• AIM: Lines holding the string "title" are the ones to copy; find them all in the data.

━━━ INPUT MATERIAL ━━━

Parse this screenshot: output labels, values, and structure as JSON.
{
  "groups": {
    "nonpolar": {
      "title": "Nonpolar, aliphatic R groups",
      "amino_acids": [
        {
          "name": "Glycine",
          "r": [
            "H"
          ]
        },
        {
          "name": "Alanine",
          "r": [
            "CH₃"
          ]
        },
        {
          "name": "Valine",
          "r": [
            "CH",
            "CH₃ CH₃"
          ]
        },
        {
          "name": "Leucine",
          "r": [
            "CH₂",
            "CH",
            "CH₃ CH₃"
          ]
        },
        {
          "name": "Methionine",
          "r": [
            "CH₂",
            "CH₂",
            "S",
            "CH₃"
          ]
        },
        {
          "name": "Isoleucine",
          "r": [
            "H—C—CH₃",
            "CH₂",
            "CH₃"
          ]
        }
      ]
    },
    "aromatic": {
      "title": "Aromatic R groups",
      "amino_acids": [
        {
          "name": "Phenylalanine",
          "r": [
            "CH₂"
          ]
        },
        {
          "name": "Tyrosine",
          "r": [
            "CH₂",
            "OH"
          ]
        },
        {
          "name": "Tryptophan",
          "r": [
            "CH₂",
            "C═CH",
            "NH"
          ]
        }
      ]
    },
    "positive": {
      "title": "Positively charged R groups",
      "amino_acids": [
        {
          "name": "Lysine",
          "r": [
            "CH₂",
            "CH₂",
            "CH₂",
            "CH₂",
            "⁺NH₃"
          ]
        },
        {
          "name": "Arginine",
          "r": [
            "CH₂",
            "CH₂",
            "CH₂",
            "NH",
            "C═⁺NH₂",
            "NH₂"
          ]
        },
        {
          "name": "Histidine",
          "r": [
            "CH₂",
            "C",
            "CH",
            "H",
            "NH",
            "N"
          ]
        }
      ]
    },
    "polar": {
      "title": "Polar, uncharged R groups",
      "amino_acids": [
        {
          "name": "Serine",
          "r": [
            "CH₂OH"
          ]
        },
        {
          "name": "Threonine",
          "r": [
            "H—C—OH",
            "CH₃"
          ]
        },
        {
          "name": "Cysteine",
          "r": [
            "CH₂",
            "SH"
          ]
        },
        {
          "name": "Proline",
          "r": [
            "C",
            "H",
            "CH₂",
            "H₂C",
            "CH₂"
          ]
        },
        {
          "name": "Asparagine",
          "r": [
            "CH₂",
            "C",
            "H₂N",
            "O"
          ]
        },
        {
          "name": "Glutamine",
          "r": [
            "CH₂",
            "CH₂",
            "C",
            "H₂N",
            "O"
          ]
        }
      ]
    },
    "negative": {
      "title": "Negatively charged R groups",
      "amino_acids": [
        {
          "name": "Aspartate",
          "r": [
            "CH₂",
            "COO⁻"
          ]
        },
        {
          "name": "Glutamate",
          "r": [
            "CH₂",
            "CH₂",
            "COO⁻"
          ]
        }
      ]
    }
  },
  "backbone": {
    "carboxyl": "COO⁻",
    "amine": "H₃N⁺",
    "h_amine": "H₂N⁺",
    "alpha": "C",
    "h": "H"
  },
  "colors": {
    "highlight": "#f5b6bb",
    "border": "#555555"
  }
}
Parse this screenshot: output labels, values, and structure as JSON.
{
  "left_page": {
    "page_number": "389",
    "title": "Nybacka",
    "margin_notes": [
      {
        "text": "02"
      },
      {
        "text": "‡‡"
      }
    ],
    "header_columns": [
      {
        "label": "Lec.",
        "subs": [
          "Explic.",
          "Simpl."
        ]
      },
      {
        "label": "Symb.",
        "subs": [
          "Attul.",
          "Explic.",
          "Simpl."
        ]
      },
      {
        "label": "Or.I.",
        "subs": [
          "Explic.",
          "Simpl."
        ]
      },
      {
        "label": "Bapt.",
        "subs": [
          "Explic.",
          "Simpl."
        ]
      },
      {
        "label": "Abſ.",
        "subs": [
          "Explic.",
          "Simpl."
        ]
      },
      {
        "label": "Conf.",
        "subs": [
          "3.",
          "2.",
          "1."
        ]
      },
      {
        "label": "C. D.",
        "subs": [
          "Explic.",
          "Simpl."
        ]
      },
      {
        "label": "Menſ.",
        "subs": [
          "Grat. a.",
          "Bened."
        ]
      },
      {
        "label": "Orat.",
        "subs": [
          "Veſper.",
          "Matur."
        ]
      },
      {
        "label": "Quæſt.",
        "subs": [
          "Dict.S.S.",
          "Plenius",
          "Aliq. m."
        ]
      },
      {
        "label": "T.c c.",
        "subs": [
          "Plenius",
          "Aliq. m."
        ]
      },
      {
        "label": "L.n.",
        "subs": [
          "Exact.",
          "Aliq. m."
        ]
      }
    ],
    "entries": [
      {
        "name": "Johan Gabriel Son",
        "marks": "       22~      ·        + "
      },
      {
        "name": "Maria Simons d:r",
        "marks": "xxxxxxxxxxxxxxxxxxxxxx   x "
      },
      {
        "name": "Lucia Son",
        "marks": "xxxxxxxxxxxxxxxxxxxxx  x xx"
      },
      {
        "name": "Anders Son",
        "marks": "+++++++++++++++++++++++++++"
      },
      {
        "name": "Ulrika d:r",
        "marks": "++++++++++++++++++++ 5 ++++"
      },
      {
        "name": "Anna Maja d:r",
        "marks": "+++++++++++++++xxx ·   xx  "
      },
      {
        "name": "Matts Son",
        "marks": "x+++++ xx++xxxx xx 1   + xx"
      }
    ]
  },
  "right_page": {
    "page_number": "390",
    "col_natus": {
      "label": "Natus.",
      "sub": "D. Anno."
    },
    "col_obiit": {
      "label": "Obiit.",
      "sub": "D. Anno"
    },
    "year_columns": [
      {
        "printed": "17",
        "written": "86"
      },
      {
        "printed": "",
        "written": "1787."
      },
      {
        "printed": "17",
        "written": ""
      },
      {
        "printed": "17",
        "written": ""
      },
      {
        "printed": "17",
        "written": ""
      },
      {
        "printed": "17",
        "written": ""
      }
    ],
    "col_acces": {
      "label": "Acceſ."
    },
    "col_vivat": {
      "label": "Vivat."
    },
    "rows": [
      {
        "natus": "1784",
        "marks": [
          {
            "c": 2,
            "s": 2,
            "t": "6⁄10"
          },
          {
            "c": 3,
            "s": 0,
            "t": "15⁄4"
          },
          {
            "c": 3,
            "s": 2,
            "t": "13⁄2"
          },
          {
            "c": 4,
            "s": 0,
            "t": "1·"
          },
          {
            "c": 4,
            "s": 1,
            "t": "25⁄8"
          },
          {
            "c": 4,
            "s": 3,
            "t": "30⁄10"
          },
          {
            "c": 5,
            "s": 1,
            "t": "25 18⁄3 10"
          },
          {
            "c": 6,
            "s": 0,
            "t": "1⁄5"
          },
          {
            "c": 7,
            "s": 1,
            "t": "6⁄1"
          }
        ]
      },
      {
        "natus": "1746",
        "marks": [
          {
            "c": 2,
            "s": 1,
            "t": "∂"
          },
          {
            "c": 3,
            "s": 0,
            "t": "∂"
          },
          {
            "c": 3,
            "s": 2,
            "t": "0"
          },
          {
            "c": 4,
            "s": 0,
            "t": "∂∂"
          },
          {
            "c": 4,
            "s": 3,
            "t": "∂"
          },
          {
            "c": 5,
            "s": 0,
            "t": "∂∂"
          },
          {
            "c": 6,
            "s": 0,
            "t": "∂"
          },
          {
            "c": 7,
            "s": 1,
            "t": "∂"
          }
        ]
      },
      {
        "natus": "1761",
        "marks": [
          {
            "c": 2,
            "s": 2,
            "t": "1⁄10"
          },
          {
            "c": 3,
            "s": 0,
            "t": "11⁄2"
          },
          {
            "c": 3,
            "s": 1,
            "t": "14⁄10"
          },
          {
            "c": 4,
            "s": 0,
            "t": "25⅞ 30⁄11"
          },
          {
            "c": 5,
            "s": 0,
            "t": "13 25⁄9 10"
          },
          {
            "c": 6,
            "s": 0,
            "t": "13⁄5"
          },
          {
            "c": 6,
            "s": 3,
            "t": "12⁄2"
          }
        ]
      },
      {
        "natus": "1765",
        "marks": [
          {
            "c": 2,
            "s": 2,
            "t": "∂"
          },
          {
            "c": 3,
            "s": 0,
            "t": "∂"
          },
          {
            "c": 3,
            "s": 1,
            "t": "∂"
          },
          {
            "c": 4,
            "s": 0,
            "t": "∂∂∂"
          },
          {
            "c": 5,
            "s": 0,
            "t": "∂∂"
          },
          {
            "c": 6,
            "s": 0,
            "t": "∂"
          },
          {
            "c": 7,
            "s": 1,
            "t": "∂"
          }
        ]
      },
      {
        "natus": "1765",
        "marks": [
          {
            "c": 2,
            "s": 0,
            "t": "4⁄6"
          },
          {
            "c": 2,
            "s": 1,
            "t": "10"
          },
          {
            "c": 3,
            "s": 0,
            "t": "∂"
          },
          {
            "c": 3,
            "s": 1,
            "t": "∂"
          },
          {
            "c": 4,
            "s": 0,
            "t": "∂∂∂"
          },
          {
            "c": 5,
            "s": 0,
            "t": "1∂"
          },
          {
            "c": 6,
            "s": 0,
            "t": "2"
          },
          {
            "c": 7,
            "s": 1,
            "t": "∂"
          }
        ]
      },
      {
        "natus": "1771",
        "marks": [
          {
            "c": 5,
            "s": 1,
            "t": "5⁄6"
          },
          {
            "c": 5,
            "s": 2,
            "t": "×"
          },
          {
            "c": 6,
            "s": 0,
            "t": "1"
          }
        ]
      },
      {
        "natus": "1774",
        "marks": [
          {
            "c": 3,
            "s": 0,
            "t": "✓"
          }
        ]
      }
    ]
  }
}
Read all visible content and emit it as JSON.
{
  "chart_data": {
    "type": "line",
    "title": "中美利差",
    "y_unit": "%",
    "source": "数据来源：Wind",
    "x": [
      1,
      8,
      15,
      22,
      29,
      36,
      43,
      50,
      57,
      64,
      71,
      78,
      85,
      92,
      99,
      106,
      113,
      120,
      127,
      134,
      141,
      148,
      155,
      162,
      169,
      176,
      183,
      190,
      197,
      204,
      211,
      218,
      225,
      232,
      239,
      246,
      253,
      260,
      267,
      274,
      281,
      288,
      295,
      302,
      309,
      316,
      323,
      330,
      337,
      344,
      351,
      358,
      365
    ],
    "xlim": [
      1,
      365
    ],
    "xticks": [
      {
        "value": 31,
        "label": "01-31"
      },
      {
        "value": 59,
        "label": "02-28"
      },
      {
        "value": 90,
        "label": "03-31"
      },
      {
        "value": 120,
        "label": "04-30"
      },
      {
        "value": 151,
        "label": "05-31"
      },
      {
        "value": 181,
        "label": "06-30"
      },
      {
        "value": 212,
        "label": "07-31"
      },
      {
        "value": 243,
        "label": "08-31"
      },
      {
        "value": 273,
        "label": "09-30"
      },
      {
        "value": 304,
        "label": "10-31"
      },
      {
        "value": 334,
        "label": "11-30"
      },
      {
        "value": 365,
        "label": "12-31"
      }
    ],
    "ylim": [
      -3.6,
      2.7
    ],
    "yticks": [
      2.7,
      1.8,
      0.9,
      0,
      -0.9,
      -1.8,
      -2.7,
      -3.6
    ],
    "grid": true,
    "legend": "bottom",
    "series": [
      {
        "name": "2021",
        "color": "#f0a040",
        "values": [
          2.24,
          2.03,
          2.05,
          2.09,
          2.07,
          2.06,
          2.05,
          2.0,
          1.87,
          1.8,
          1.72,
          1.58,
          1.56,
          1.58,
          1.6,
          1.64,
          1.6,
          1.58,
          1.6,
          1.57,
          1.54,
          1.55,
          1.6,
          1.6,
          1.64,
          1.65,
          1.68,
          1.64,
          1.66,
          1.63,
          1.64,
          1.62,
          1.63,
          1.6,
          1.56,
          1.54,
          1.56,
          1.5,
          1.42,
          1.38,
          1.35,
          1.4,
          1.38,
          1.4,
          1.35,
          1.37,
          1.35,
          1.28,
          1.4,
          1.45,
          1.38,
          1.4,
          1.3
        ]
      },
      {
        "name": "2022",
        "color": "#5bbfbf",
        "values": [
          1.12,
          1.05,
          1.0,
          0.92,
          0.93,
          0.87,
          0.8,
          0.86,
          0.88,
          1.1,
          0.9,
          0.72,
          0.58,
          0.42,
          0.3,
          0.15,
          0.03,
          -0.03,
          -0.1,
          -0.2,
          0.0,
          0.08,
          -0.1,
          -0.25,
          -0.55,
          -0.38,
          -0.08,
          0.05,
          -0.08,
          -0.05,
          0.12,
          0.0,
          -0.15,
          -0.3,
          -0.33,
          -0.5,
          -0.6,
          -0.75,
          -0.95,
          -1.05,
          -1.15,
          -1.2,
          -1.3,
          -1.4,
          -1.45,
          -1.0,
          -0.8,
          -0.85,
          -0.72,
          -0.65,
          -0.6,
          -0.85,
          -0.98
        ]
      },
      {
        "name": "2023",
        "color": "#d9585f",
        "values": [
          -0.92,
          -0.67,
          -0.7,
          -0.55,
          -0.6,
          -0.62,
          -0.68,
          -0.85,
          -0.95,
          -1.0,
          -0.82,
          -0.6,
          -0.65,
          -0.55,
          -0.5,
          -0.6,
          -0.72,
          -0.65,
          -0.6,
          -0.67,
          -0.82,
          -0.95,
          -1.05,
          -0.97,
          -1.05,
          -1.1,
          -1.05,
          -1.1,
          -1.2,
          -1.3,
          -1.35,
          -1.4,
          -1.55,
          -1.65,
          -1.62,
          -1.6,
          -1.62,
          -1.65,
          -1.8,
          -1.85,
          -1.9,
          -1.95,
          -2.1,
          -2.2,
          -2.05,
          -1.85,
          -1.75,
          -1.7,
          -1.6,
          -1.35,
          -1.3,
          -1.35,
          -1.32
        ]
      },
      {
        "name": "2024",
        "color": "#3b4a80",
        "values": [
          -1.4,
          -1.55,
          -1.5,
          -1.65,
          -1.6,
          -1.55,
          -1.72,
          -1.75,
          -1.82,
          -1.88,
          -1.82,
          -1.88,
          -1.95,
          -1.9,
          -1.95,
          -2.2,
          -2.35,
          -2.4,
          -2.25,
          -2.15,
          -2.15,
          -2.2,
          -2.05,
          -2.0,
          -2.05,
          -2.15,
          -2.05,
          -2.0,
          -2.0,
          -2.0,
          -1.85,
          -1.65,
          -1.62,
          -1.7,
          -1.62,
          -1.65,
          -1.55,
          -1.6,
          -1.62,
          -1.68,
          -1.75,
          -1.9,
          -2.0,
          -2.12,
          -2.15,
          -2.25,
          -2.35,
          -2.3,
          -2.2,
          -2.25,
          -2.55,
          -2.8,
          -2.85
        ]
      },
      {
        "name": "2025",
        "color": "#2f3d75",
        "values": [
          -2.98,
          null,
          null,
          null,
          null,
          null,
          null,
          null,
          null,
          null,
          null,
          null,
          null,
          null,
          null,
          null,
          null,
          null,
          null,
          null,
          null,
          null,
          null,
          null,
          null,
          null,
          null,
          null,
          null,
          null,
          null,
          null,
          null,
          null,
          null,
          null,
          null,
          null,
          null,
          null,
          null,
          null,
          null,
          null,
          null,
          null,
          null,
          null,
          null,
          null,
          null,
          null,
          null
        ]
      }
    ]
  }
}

━━━

• WRITTEN RESPONSE:
      "title": "Nonpolar, aliphatic R groups",
      "title": "Aromatic R groups",
      "title": "Positively charged R groups",
      "title": "Polar, uncharged R groups",
      "title": "Negatively charged R groups",
    "title": "Nybacka",
    "title": "中美利差",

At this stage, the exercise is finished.